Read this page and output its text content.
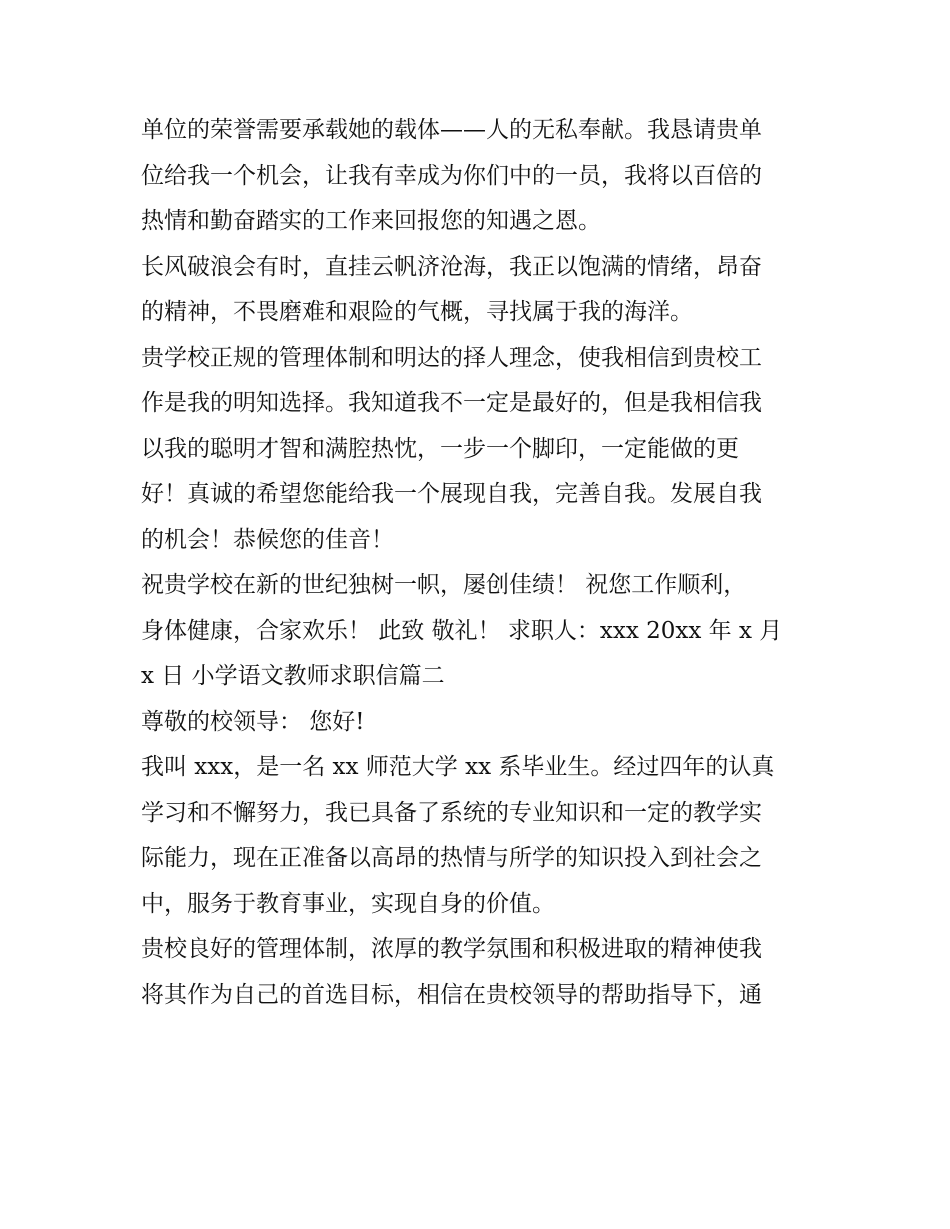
单位的荣誉需要承载她的载体——人的无私奉献。我恳请贵单
位给我一个机会，让我有幸成为你们中的一员，我将以百倍的
热情和勤奋踏实的工作来回报您的知遇之恩。
长风破浪会有时，直挂云帆济沧海，我正以饱满的情绪，昂奋
的精神，不畏磨难和艰险的气概，寻找属于我的海洋。
贵学校正规的管理体制和明达的择人理念，使我相信到贵校工
作是我的明知选择。我知道我不一定是最好的，但是我相信我
以我的聪明才智和满腔热忱，一步一个脚印，一定能做的更
好！真诚的希望您能给我一个展现自我，完善自我。发展自我
的机会！恭候您的佳音！
祝贵学校在新的世纪独树一帜，屡创佳绩！ 祝您工作顺利，
身体健康，合家欢乐！ 此致 敬礼！ 求职人：xxx 20xx 年 x 月
x 日 小学语文教师求职信篇二
尊敬的校领导： 您好!
我叫 xxx，是一名 xx 师范大学 xx 系毕业生。经过四年的认真
学习和不懈努力，我已具备了系统的专业知识和一定的教学实
际能力，现在正准备以高昂的热情与所学的知识投入到社会之
中，服务于教育事业，实现自身的价值。
贵校良好的管理体制，浓厚的教学氛围和积极进取的精神使我
将其作为自己的首选目标，相信在贵校领导的帮助指导下，通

◆ ◆ ◆ ◆

DIRECTIONS.
With the pictures left out, transcribe the material exactly.

WRITTEN SOLUTION.
Read this page and output its text content.
单位的荣誉需要承载她的载体——人的无私奉献。我恳请贵单
位给我一个机会，让我有幸成为你们中的一员，我将以百倍的
热情和勤奋踏实的工作来回报您的知遇之恩。
长风破浪会有时，直挂云帆济沧海，我正以饱满的情绪，昂奋
的精神，不畏磨难和艰险的气概，寻找属于我的海洋。
贵学校正规的管理体制和明达的择人理念，使我相信到贵校工
作是我的明知选择。我知道我不一定是最好的，但是我相信我
以我的聪明才智和满腔热忱，一步一个脚印，一定能做的更
好！真诚的希望您能给我一个展现自我，完善自我。发展自我
的机会！恭候您的佳音！
祝贵学校在新的世纪独树一帜，屡创佳绩！ 祝您工作顺利，
身体健康，合家欢乐！ 此致 敬礼！ 求职人：xxx 20xx 年 x 月
x 日 小学语文教师求职信篇二
尊敬的校领导： 您好!
我叫 xxx，是一名 xx 师范大学 xx 系毕业生。经过四年的认真
学习和不懈努力，我已具备了系统的专业知识和一定的教学实
际能力，现在正准备以高昂的热情与所学的知识投入到社会之
中，服务于教育事业，实现自身的价值。
贵校良好的管理体制，浓厚的教学氛围和积极进取的精神使我
将其作为自己的首选目标，相信在贵校领导的帮助指导下，通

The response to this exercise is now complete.